PROVIDED RECORDS:
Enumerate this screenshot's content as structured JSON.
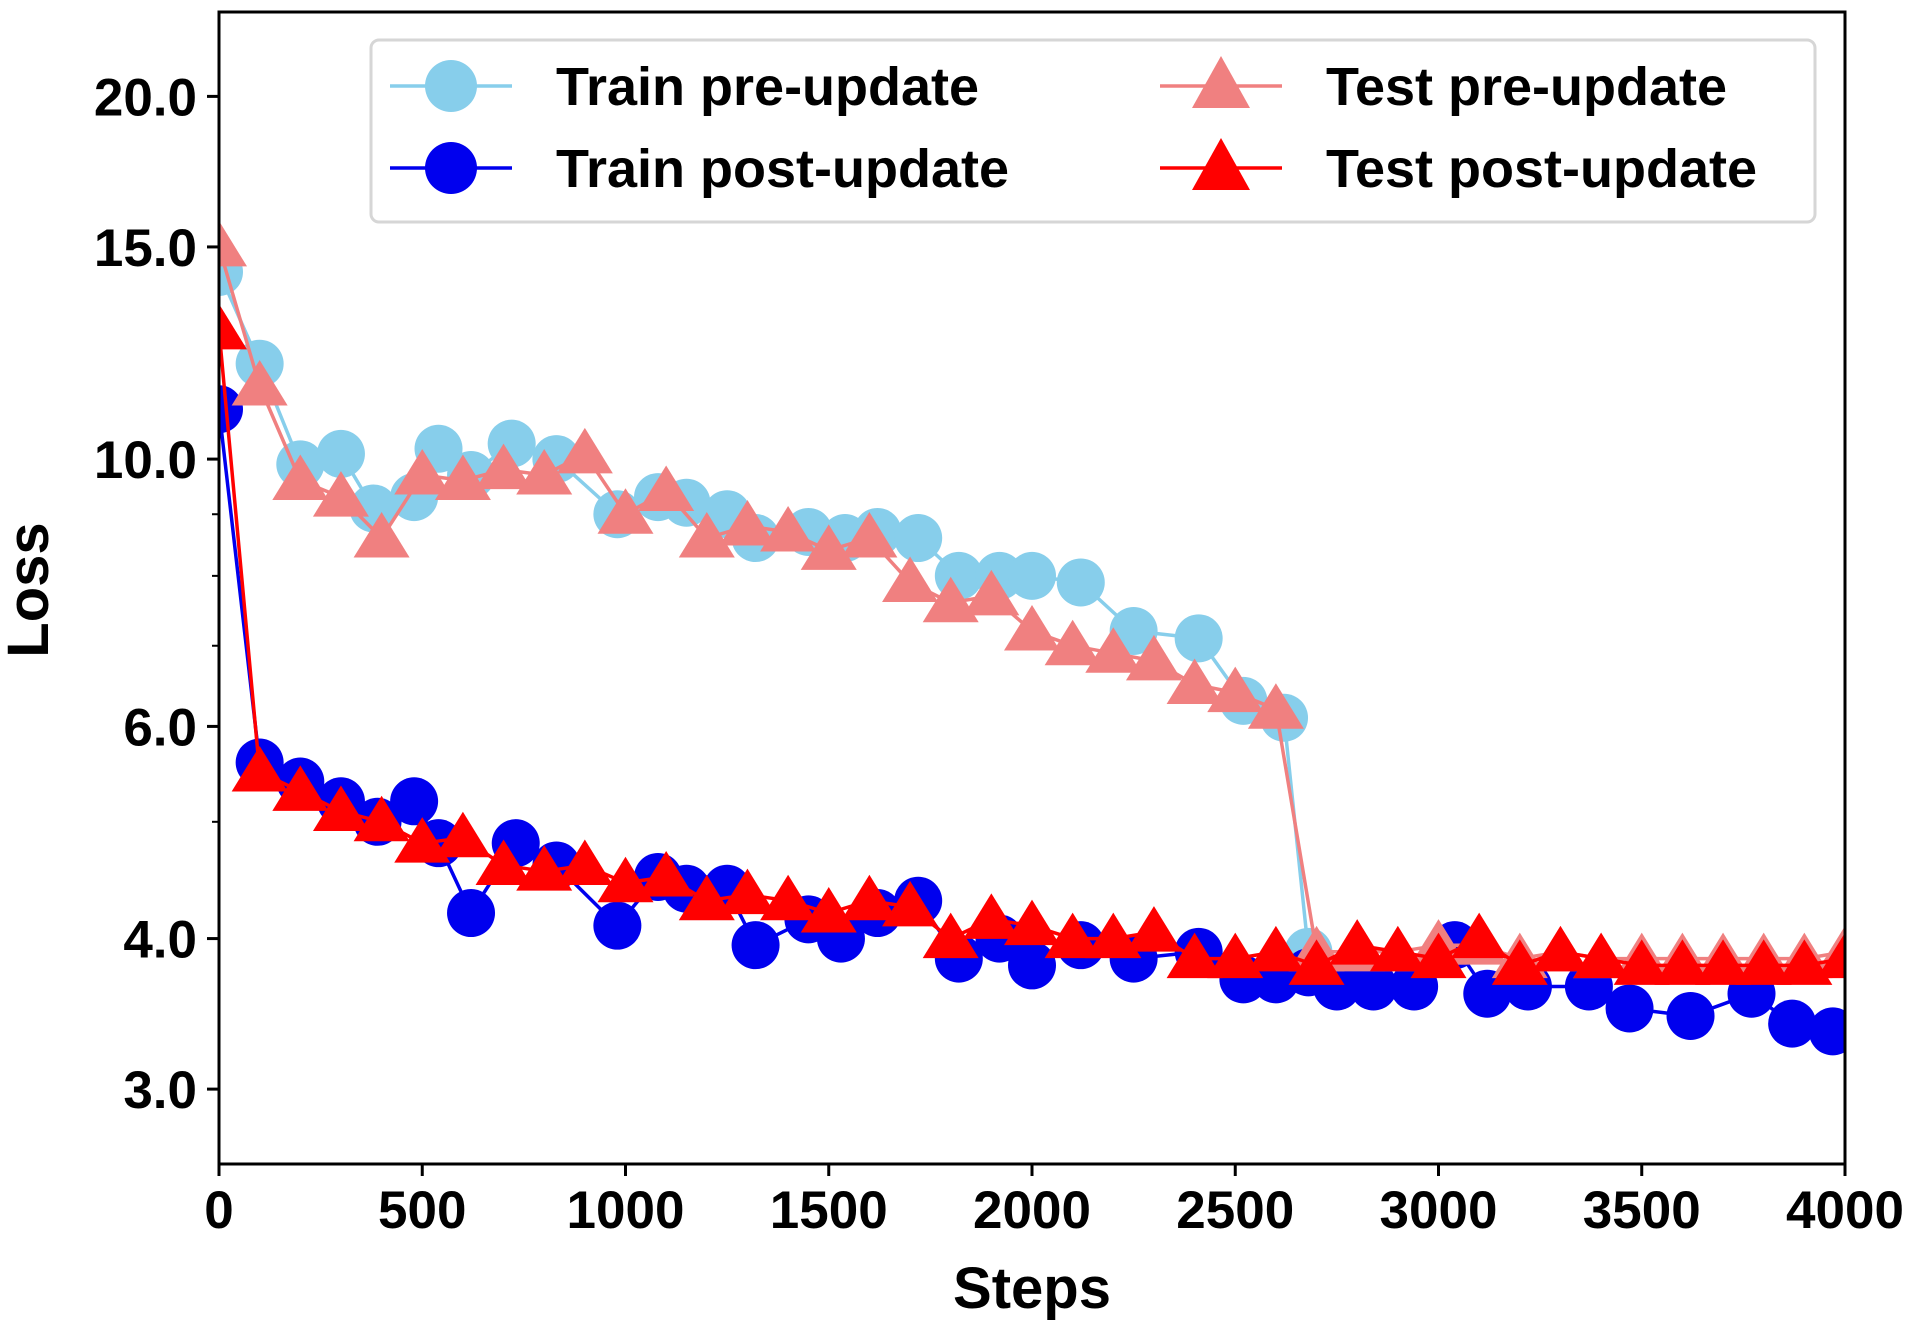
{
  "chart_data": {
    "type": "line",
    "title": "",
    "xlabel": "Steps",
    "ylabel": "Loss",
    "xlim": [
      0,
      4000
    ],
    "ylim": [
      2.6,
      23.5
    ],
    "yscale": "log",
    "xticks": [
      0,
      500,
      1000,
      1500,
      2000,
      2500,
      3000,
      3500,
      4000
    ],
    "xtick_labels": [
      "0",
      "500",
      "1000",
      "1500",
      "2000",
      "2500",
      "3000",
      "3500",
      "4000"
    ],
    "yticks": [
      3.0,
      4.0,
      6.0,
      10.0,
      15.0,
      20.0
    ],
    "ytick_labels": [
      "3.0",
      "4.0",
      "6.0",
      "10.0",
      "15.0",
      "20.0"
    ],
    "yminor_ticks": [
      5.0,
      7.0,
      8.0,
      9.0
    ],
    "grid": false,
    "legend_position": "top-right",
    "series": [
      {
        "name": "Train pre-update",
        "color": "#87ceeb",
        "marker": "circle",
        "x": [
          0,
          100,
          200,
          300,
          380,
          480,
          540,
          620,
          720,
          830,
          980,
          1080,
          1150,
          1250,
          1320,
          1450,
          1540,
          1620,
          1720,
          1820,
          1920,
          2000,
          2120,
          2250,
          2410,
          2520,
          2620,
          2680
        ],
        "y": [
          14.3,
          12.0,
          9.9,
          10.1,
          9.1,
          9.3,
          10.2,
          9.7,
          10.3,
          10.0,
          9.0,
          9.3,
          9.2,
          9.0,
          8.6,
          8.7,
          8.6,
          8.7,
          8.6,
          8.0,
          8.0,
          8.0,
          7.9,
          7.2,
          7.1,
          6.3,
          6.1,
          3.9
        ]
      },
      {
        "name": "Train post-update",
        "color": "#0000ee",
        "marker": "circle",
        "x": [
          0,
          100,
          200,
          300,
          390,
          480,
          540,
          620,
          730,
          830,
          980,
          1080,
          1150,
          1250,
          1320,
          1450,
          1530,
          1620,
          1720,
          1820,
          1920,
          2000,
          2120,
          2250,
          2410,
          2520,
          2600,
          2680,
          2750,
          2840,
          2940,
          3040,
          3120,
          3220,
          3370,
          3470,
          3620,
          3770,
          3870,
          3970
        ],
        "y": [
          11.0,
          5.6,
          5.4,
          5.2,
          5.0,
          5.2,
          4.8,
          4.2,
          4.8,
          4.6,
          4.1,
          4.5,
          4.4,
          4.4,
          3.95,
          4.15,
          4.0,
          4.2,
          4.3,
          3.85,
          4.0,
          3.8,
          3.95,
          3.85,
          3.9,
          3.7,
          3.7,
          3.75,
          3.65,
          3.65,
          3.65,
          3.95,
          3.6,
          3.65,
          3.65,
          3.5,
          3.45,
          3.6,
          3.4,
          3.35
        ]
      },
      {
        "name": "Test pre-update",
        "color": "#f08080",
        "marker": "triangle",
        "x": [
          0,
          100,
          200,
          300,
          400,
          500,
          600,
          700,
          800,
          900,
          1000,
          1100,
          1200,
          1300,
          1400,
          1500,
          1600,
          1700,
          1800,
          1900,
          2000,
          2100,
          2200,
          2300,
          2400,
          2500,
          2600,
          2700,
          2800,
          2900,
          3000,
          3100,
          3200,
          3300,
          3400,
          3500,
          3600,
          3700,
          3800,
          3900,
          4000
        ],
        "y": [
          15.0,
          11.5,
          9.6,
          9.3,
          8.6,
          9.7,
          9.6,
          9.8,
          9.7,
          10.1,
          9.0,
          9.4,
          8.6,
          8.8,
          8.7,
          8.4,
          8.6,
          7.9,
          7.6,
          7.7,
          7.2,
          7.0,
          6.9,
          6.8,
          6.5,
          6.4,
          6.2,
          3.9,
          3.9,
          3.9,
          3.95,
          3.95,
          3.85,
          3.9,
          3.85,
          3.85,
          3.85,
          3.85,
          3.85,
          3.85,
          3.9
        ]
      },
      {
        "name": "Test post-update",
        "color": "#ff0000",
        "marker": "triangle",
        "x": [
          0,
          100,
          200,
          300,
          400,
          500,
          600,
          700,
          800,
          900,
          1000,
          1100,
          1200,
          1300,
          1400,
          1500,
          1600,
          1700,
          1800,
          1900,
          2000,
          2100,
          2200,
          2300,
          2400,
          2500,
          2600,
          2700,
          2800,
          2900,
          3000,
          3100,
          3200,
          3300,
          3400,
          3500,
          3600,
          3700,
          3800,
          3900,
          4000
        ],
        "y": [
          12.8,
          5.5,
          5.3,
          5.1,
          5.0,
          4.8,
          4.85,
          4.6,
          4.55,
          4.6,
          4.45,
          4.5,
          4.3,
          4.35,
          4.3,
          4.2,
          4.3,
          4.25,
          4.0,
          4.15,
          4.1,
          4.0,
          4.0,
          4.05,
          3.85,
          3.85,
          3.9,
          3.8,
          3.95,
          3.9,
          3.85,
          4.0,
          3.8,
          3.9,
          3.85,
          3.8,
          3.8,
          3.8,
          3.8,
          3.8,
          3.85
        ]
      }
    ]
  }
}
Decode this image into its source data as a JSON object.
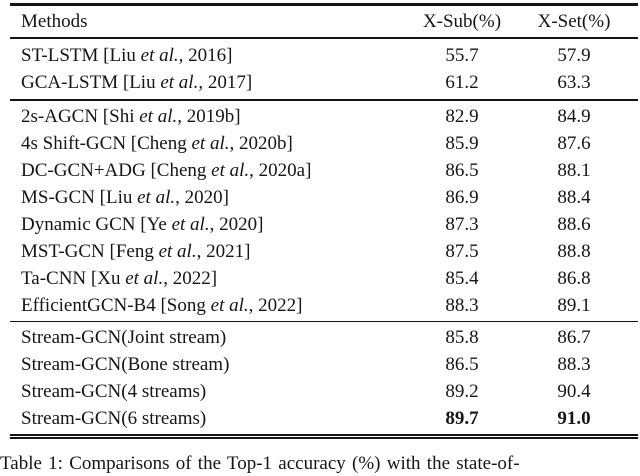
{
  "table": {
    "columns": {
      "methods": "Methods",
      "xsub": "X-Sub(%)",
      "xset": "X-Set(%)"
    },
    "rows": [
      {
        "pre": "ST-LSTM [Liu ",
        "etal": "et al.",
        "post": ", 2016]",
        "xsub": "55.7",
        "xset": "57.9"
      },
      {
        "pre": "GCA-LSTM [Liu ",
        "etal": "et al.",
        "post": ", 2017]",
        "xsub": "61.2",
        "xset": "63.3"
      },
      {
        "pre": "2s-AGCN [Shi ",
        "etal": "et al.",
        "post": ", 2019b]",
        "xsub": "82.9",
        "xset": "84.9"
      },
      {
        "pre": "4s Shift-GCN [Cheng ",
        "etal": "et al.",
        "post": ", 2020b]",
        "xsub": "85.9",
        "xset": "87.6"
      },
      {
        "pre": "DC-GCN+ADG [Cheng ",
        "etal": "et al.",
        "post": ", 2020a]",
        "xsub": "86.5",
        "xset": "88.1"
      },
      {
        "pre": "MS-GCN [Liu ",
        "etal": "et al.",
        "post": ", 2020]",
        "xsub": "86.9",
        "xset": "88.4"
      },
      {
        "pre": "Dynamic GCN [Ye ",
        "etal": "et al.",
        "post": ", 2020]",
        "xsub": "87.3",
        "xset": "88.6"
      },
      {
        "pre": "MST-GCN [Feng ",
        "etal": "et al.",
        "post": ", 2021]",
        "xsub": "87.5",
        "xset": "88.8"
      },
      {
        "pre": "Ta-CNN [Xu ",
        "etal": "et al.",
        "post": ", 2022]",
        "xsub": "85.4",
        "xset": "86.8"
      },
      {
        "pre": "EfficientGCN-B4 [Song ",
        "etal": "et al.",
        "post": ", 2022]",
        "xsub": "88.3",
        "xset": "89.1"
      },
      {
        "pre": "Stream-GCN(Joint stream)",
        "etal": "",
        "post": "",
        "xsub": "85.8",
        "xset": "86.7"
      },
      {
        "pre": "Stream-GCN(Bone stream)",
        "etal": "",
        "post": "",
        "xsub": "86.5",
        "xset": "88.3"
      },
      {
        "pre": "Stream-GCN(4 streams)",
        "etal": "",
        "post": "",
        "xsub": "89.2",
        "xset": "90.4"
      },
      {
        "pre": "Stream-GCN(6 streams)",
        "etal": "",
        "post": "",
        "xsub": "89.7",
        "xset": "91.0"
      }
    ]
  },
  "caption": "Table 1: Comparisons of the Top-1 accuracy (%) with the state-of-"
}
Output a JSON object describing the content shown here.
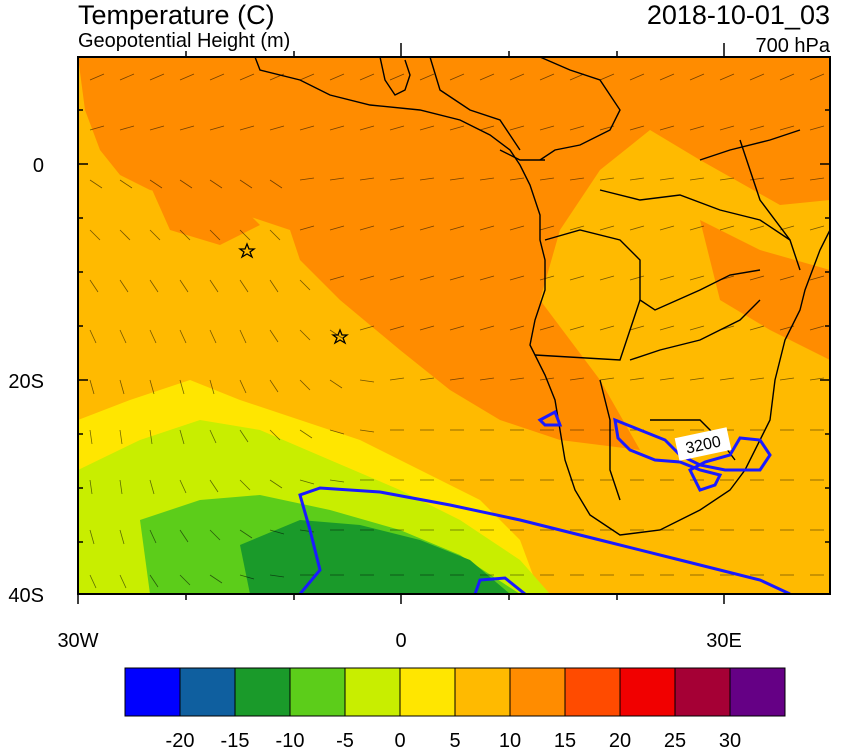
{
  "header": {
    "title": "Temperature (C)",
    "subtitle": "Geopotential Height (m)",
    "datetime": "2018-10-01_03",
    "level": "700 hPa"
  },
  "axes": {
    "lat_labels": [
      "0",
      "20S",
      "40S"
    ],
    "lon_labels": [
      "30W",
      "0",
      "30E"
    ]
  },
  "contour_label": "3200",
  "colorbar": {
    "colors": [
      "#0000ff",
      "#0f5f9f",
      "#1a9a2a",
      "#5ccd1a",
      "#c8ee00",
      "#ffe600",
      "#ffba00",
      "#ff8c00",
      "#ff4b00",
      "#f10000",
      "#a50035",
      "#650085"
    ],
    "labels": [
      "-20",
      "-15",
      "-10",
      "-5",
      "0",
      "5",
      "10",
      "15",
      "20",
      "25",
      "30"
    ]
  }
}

TASK TO CARRY OUT: Give the count of lines in the records that contain "content", and no other text.

WORKED ANSWER: 2